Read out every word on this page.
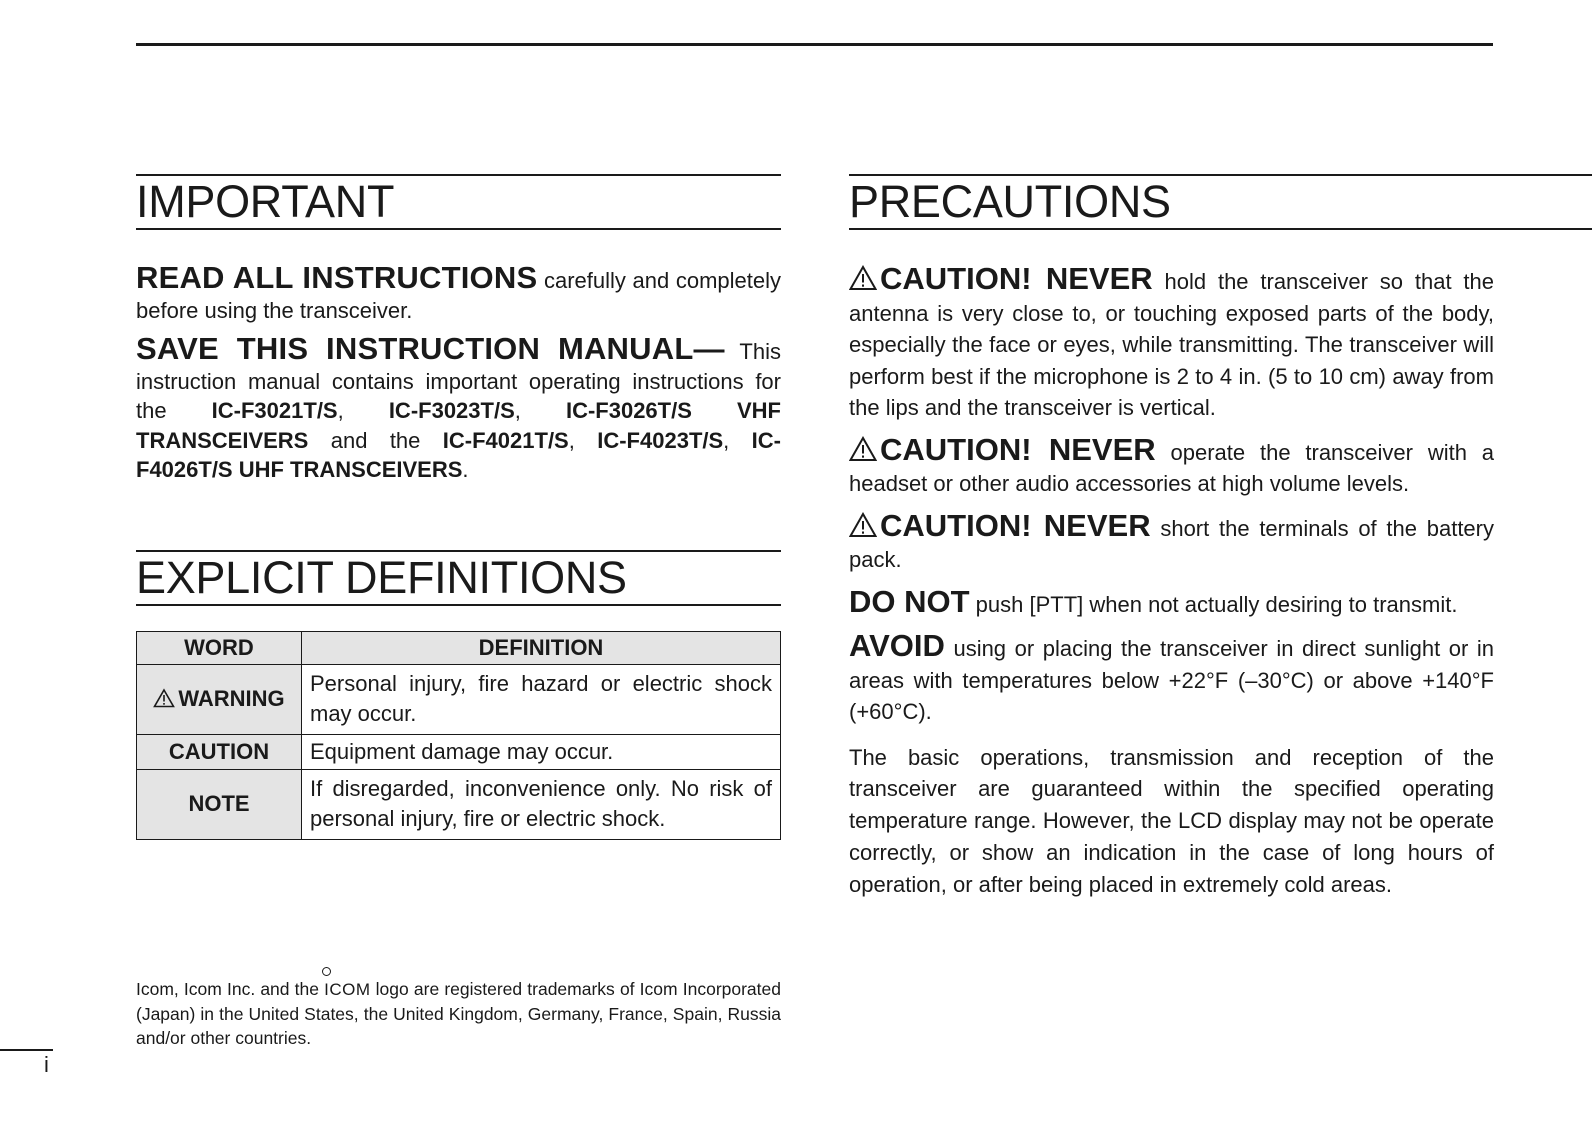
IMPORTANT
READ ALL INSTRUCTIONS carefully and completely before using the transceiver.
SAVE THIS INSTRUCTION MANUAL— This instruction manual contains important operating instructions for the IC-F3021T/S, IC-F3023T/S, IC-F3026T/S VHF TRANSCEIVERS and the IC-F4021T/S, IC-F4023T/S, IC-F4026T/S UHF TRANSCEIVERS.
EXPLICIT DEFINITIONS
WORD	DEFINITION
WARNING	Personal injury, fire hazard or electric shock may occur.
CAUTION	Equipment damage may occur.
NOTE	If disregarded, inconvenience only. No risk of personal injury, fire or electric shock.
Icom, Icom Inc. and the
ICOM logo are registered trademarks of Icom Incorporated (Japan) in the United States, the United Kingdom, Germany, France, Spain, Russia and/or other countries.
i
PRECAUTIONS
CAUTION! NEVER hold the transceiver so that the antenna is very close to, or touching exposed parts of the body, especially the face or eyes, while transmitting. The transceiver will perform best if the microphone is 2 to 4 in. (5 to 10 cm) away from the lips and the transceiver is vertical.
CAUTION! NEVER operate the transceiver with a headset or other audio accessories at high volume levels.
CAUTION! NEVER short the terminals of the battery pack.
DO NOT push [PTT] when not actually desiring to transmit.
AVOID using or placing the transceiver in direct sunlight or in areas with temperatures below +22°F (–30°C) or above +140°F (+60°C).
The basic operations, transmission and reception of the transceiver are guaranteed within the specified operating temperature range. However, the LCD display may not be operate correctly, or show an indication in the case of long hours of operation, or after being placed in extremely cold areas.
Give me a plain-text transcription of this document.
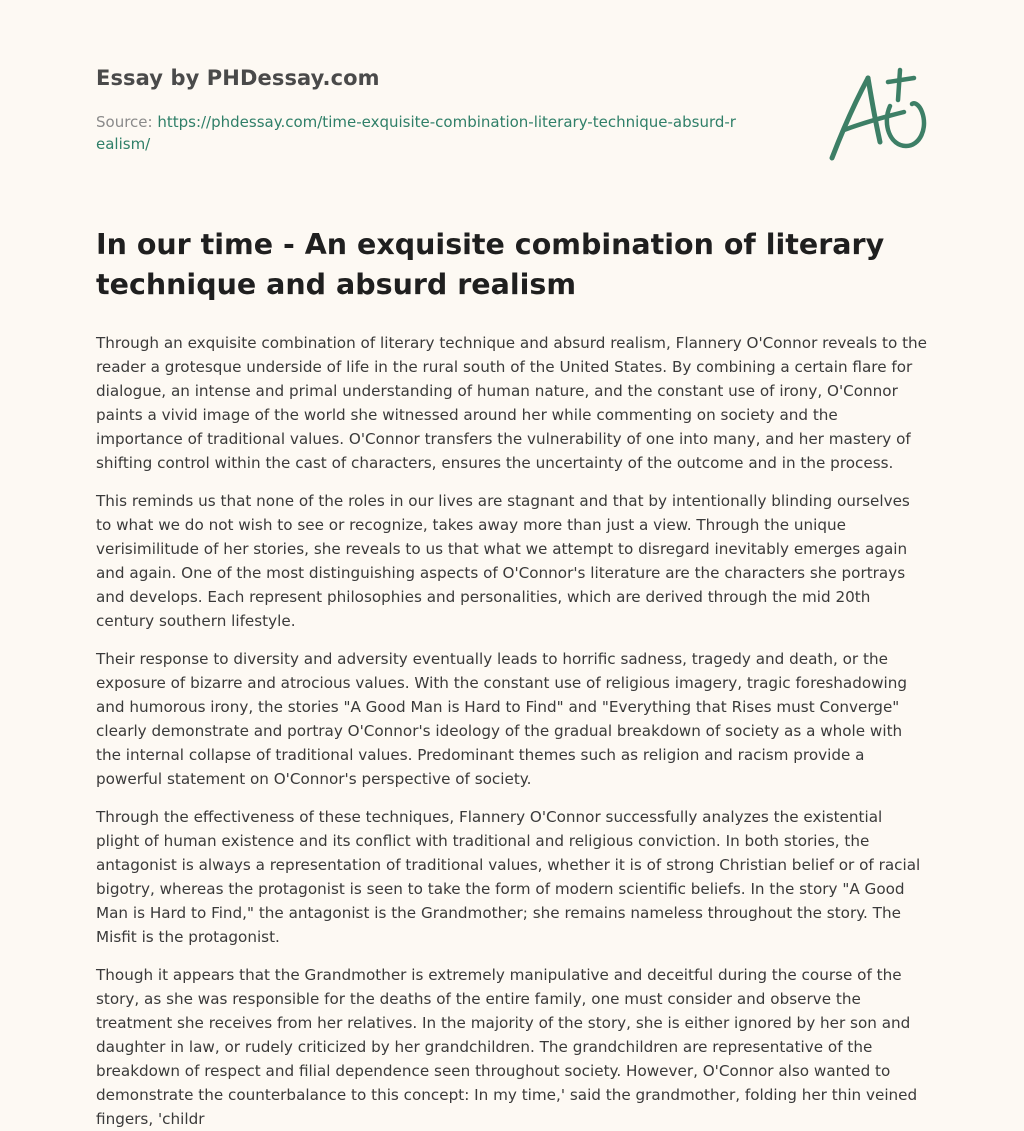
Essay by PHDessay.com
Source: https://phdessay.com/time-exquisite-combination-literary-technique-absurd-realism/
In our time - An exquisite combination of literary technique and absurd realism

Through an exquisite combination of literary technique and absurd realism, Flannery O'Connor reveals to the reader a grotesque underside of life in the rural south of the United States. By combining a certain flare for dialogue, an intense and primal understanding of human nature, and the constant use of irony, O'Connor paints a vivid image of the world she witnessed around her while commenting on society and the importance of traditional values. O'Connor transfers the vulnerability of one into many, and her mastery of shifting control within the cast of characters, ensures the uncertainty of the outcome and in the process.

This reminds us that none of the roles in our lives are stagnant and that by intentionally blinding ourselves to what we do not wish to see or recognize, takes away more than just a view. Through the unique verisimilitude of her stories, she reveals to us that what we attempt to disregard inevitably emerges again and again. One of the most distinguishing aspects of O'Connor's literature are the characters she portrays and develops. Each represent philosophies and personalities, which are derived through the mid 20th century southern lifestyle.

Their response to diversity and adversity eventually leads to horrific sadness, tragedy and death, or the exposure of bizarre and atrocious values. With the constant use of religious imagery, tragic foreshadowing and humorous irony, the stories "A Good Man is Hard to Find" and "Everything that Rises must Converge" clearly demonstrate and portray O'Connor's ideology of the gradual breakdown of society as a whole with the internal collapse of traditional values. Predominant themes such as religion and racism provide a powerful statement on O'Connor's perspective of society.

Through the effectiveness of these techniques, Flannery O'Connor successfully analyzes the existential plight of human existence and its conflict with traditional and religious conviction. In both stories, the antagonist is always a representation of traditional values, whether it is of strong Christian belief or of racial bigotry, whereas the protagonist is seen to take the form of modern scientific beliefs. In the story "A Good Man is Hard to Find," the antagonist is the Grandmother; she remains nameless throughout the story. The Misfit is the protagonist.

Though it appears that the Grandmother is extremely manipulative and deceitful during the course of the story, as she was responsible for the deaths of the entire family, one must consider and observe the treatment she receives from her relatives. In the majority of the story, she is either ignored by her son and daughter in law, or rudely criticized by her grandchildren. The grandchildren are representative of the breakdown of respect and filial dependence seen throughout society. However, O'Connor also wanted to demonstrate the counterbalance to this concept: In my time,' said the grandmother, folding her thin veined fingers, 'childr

---

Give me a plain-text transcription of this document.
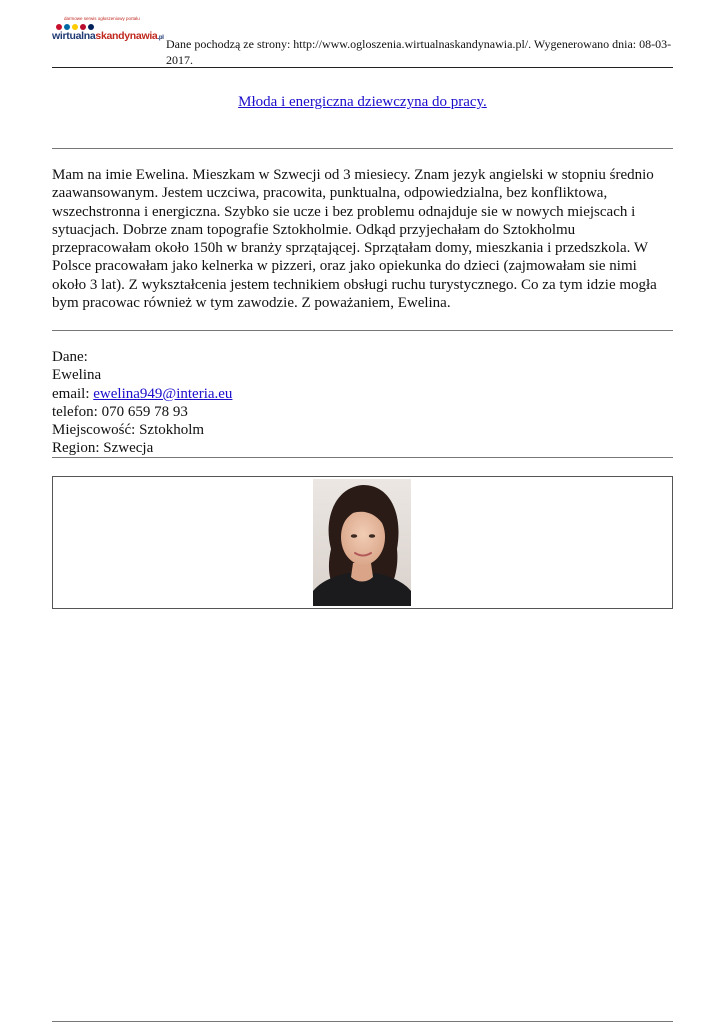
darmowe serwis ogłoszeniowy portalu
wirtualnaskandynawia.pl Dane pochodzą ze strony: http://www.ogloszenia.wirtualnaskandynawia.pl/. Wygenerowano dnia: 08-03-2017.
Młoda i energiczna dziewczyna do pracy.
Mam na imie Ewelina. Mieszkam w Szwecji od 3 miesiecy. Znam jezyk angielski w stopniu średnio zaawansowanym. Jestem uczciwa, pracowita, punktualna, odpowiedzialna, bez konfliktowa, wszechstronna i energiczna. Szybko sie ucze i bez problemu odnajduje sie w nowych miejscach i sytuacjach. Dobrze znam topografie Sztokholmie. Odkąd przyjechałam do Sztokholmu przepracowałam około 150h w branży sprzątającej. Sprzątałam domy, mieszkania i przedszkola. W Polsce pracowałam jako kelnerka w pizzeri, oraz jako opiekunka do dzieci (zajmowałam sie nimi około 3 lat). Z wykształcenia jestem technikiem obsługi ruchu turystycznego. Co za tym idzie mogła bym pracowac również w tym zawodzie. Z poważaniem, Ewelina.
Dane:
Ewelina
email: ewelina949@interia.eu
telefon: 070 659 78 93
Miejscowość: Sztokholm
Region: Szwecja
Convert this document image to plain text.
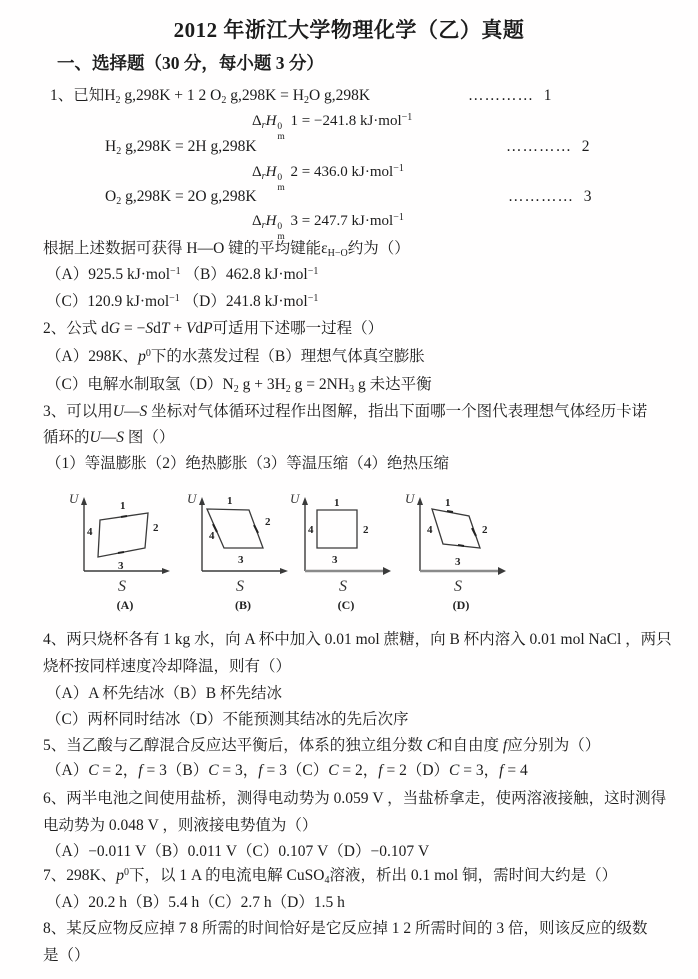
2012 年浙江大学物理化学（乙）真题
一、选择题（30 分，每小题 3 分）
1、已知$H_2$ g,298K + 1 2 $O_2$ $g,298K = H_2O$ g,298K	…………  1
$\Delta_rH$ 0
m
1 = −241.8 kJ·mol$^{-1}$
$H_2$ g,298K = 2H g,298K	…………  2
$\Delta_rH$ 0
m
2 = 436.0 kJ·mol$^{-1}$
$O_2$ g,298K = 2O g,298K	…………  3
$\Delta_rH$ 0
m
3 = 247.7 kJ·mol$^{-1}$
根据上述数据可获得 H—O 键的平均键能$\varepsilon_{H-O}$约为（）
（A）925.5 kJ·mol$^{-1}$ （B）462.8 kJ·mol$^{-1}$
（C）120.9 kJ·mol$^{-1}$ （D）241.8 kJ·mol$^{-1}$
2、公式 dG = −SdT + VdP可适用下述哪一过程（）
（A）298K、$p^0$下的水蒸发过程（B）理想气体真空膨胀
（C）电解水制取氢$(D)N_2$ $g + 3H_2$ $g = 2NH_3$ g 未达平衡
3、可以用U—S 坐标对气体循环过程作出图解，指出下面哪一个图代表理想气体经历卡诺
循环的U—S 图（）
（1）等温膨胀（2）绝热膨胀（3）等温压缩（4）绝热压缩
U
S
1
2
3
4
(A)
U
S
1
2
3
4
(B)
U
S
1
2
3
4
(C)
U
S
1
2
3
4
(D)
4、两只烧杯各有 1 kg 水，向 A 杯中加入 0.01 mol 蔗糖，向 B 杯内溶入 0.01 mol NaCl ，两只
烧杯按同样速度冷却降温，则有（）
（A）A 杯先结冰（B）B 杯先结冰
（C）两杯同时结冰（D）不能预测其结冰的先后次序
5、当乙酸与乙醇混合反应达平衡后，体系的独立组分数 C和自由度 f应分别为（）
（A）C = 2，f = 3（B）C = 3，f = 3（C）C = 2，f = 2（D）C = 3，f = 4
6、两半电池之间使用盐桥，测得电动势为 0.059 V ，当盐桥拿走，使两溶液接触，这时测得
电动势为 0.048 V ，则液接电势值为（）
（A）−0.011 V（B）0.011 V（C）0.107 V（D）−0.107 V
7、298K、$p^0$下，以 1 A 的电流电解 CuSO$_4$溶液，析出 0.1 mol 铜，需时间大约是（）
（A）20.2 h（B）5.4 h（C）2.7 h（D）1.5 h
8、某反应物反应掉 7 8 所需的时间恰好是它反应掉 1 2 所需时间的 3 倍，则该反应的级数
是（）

* Task brief: Identify the lines in the records above that contain the word "Icom", then state how many there are and nothing more.

* Response: 2